[EXTRACT TO READ]
..........

That's master/slave, but to get master/master, all you need to do is start a slave on the original master and point it at the current master position on the original slave (which should be static since it isn't yet accepting any queries directly). These posts may be helpful:
Once it's running, as long as you're not running autoincrement queries or other things that can conflict on both servers at the same time, without taking appropriate precautions, it should chug away without any intervention.
If something does go wrong, you can often figure it out by looking at the slave status, fixing the inconsistency manually, skipping the bad query, and then starting the slave. If not though, you can always just re-synchronize from scratch. Or even better, run your databases off of an LVM volume, then take regular snapshots. (IE snapshot, make a tarball of the snapshot of the mysql directory, then remove the snapshot.) That will give you a consistent backup, even with the server running. On an SSD, the temporary added latency probably won't be noticed, especially if done off-peak. Then if anything goes wrong, you can restore from the snapshot, and it should catch back up to the master from the snapshot's position automatically (as long as your expire_logs_days setting in my.cnf is longer than the duration since the snapshot was taken).
No need to take production offline when using the percona xtrabackup tool to set up the slave. It's super easy to use, and I've done it multiple times on databases in the hundreds of gigabytes.

..........

[DATA SEGMENT]
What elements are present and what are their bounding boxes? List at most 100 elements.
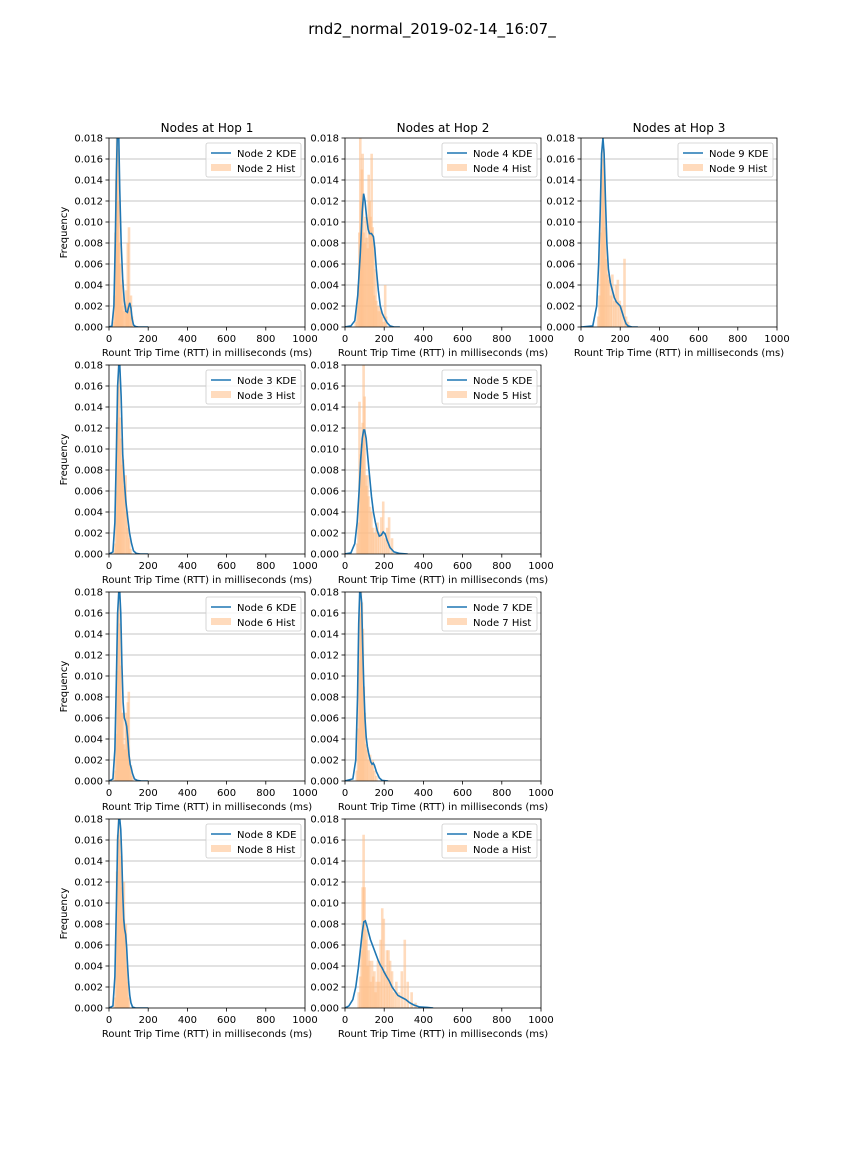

..........

In the MySQL replication post, which tool sets up the slave without taking production offline? The data comes from a separate source.

[EXPECTED ANSWER] The percona xtrabackup tool.